▶ Task goal:
Reply with one number: the count of lines in the listing that contain the string "name".

▶ Material to process:
--- Start ---

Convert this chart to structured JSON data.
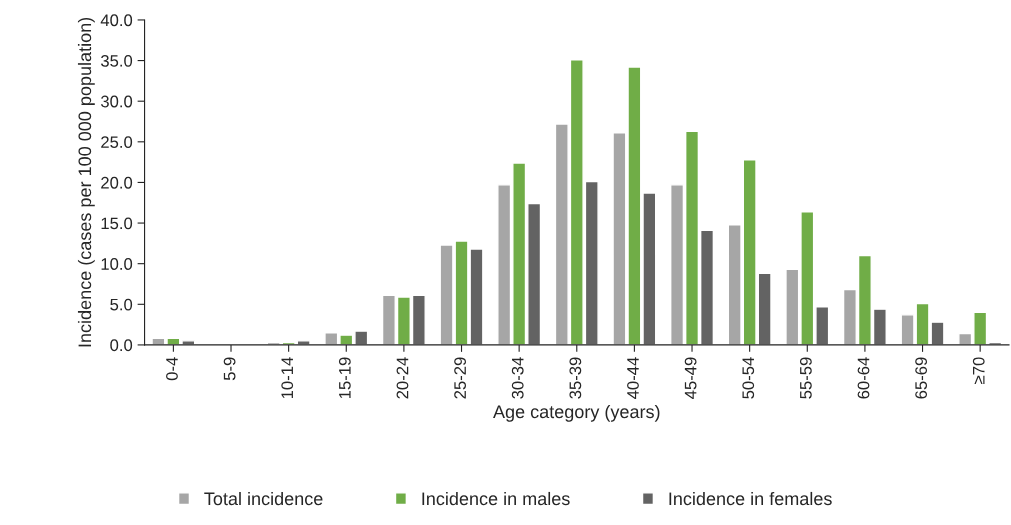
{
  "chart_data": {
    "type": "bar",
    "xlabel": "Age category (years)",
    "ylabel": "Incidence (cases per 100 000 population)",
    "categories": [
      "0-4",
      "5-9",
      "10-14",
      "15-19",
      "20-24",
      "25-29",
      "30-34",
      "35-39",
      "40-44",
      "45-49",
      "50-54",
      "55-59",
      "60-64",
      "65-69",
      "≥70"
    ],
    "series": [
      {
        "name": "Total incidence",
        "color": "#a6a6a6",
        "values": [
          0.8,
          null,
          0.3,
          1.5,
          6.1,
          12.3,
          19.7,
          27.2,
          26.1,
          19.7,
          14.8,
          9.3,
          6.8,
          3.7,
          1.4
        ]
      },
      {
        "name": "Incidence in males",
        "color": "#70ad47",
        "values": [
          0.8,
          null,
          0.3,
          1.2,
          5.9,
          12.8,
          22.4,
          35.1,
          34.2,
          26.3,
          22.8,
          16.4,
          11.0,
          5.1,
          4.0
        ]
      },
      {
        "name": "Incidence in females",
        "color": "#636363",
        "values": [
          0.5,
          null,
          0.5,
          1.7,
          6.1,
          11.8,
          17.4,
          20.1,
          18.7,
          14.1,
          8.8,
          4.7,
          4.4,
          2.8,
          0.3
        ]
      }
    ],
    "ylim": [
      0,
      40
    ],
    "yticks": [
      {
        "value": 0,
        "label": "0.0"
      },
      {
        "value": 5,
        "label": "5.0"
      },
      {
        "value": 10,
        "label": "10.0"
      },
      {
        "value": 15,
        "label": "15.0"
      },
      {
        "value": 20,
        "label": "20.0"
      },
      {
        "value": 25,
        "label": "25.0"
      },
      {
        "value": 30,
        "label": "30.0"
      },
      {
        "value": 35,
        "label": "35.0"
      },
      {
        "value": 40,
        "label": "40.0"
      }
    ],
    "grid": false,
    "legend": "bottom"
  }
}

--- End ---
--- Start ---

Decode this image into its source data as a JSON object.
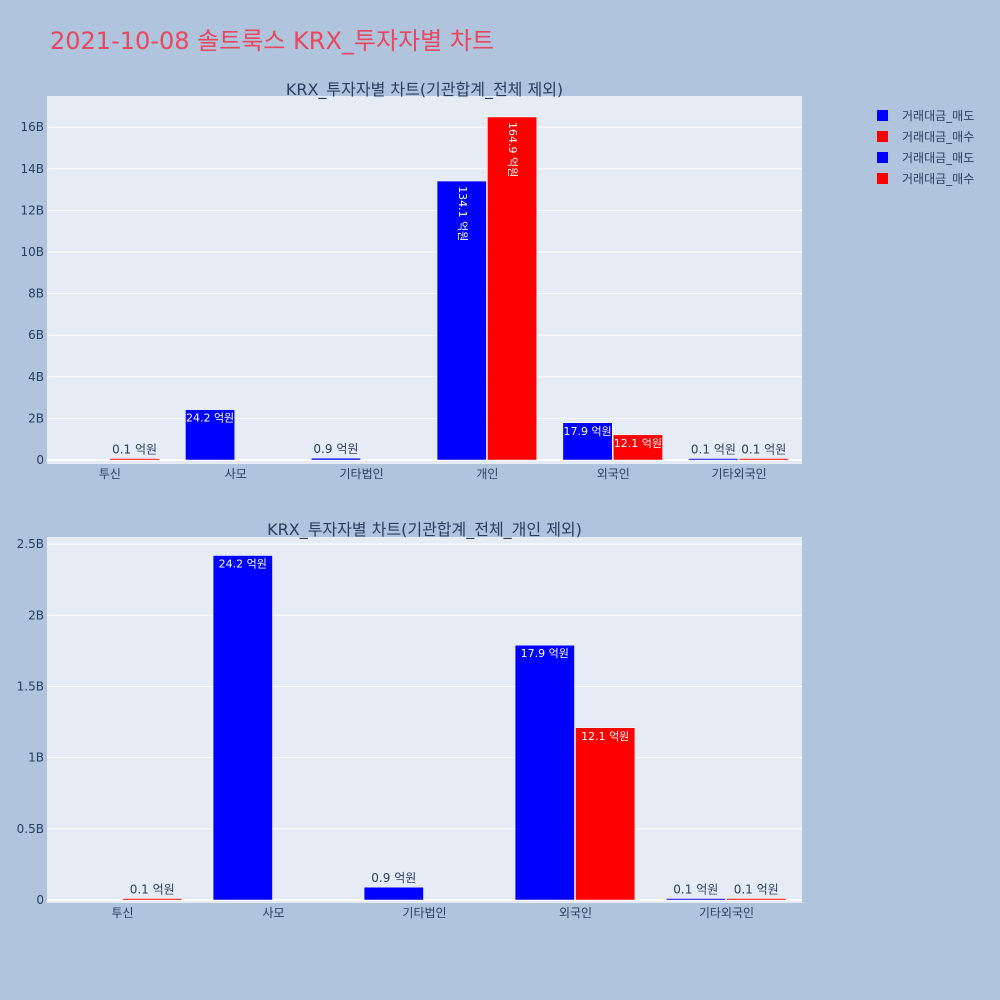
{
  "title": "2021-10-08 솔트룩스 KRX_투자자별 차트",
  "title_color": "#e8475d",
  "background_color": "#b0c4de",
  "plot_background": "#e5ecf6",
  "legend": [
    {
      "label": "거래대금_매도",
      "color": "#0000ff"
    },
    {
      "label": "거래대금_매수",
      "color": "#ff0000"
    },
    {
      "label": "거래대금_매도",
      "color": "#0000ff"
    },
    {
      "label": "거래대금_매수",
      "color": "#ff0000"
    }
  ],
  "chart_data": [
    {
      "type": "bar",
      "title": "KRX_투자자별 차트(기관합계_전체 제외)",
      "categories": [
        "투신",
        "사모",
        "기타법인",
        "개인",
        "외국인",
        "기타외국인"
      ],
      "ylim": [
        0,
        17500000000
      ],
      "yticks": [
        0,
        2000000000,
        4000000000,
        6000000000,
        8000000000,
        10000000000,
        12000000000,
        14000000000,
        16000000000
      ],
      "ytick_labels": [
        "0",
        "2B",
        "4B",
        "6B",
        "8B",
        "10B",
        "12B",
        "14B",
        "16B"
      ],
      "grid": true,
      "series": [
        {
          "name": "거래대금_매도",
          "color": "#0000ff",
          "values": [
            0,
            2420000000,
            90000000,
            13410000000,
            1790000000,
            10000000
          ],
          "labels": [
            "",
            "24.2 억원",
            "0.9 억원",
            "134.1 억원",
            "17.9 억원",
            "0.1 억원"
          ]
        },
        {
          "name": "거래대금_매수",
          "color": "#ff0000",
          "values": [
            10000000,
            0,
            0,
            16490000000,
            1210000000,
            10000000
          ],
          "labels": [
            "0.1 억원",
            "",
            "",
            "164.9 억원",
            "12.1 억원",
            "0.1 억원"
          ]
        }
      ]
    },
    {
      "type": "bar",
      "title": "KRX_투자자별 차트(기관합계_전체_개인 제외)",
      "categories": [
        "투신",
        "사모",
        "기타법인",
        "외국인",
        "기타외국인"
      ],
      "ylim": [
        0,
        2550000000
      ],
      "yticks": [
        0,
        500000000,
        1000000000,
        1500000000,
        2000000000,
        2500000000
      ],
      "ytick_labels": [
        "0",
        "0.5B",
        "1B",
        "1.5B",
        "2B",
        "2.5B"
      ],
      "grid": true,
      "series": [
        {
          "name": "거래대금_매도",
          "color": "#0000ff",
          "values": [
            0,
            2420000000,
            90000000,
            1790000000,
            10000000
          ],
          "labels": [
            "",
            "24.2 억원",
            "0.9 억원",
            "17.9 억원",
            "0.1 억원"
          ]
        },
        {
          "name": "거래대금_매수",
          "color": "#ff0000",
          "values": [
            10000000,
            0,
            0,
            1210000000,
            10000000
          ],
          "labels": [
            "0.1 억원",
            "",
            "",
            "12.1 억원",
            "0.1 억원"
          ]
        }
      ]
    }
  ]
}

--- End ---

▶ Solved problem:
7